GIVEN PROBLEM:
All entries should be output exactly as they stand.

DATA EXTRACT:
%%

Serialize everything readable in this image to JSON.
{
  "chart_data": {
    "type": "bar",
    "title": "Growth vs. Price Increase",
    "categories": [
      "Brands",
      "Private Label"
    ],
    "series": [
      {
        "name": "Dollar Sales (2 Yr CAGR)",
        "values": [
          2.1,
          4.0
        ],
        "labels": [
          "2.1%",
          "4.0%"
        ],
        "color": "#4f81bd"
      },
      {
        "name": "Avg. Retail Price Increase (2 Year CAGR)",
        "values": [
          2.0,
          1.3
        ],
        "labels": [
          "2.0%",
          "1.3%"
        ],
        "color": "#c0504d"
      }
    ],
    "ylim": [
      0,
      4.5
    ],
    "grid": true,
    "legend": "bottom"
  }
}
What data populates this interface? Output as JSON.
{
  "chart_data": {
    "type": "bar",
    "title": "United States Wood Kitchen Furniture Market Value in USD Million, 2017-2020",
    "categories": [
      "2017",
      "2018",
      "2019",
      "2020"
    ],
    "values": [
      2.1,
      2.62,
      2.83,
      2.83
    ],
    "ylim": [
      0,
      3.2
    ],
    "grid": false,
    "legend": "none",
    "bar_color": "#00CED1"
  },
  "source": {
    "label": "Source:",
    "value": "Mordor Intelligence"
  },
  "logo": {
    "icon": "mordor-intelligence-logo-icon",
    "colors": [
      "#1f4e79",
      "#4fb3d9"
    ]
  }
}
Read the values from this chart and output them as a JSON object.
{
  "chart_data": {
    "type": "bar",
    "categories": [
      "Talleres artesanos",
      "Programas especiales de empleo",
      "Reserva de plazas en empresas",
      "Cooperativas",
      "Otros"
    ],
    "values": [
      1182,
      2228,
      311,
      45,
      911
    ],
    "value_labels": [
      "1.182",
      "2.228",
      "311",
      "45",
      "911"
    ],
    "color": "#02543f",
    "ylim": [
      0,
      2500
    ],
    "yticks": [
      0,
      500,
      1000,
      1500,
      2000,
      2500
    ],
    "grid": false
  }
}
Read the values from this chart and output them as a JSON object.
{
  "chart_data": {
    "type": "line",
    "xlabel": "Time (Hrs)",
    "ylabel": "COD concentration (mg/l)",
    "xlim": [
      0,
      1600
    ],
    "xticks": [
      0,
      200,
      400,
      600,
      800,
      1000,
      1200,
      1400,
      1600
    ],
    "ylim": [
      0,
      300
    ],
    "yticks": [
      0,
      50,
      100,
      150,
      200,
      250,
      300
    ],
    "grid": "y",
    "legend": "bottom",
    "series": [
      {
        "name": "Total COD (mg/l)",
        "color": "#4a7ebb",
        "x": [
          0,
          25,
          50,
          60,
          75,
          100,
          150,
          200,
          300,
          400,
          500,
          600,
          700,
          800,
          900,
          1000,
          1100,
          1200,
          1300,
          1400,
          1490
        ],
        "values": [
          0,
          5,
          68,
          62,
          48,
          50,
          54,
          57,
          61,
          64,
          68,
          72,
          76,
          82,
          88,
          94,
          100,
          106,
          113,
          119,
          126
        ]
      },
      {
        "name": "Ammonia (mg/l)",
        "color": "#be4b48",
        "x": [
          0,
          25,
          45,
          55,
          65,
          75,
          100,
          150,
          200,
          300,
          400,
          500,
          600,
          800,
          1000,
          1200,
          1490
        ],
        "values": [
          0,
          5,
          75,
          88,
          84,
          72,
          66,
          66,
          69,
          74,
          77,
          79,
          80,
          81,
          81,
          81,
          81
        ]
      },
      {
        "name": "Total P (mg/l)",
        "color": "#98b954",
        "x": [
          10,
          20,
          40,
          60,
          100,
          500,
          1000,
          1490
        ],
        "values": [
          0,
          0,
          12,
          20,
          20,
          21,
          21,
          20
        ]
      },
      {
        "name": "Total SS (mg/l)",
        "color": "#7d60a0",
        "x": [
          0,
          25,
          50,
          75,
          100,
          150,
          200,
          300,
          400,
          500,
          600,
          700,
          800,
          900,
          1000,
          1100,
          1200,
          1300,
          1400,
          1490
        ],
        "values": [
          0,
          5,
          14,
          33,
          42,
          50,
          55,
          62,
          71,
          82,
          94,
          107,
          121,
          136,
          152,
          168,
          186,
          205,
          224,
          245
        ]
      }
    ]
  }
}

%%

RESPONSE TO THE TASK:
Serialize everything readable in this image to JSON.
{
  "chart_data": {
    "type": "bar",
    "title": "Growth vs. Price Increase",
    "categories": [
      "Brands",
      "Private Label"
    ],
    "series": [
      {
        "name": "Dollar Sales (2 Yr CAGR)",
        "values": [
          2.1,
          4.0
        ],
        "labels": [
          "2.1%",
          "4.0%"
        ],
        "color": "#4f81bd"
      },
      {
        "name": "Avg. Retail Price Increase (2 Year CAGR)",
        "values": [
          2.0,
          1.3
        ],
        "labels": [
          "2.0%",
          "1.3%"
        ],
        "color": "#c0504d"
      }
    ],
    "ylim": [
      0,
      4.5
    ],
    "grid": true,
    "legend": "bottom"
  }
}
What data populates this interface? Output as JSON.
{
  "chart_data": {
    "type": "bar",
    "title": "United States Wood Kitchen Furniture Market Value in USD Million, 2017-2020",
    "categories": [
      "2017",
      "2018",
      "2019",
      "2020"
    ],
    "values": [
      2.1,
      2.62,
      2.83,
      2.83
    ],
    "ylim": [
      0,
      3.2
    ],
    "grid": false,
    "legend": "none",
    "bar_color": "#00CED1"
  },
  "source": {
    "label": "Source:",
    "value": "Mordor Intelligence"
  },
  "logo": {
    "icon": "mordor-intelligence-logo-icon",
    "colors": [
      "#1f4e79",
      "#4fb3d9"
    ]
  }
}
Read the values from this chart and output them as a JSON object.
{
  "chart_data": {
    "type": "bar",
    "categories": [
      "Talleres artesanos",
      "Programas especiales de empleo",
      "Reserva de plazas en empresas",
      "Cooperativas",
      "Otros"
    ],
    "values": [
      1182,
      2228,
      311,
      45,
      911
    ],
    "value_labels": [
      "1.182",
      "2.228",
      "311",
      "45",
      "911"
    ],
    "color": "#02543f",
    "ylim": [
      0,
      2500
    ],
    "yticks": [
      0,
      500,
      1000,
      1500,
      2000,
      2500
    ],
    "grid": false
  }
}
Read the values from this chart and output them as a JSON object.
{
  "chart_data": {
    "type": "line",
    "xlabel": "Time (Hrs)",
    "ylabel": "COD concentration (mg/l)",
    "xlim": [
      0,
      1600
    ],
    "xticks": [
      0,
      200,
      400,
      600,
      800,
      1000,
      1200,
      1400,
      1600
    ],
    "ylim": [
      0,
      300
    ],
    "yticks": [
      0,
      50,
      100,
      150,
      200,
      250,
      300
    ],
    "grid": "y",
    "legend": "bottom",
    "series": [
      {
        "name": "Total COD (mg/l)",
        "color": "#4a7ebb",
        "x": [
          0,
          25,
          50,
          60,
          75,
          100,
          150,
          200,
          300,
          400,
          500,
          600,
          700,
          800,
          900,
          1000,
          1100,
          1200,
          1300,
          1400,
          1490
        ],
        "values": [
          0,
          5,
          68,
          62,
          48,
          50,
          54,
          57,
          61,
          64,
          68,
          72,
          76,
          82,
          88,
          94,
          100,
          106,
          113,
          119,
          126
        ]
      },
      {
        "name": "Ammonia (mg/l)",
        "color": "#be4b48",
        "x": [
          0,
          25,
          45,
          55,
          65,
          75,
          100,
          150,
          200,
          300,
          400,
          500,
          600,
          800,
          1000,
          1200,
          1490
        ],
        "values": [
          0,
          5,
          75,
          88,
          84,
          72,
          66,
          66,
          69,
          74,
          77,
          79,
          80,
          81,
          81,
          81,
          81
        ]
      },
      {
        "name": "Total P (mg/l)",
        "color": "#98b954",
        "x": [
          10,
          20,
          40,
          60,
          100,
          500,
          1000,
          1490
        ],
        "values": [
          0,
          0,
          12,
          20,
          20,
          21,
          21,
          20
        ]
      },
      {
        "name": "Total SS (mg/l)",
        "color": "#7d60a0",
        "x": [
          0,
          25,
          50,
          75,
          100,
          150,
          200,
          300,
          400,
          500,
          600,
          700,
          800,
          900,
          1000,
          1100,
          1200,
          1300,
          1400,
          1490
        ],
        "values": [
          0,
          5,
          14,
          33,
          42,
          50,
          55,
          62,
          71,
          82,
          94,
          107,
          121,
          136,
          152,
          168,
          186,
          205,
          224,
          245
        ]
      }
    ]
  }
}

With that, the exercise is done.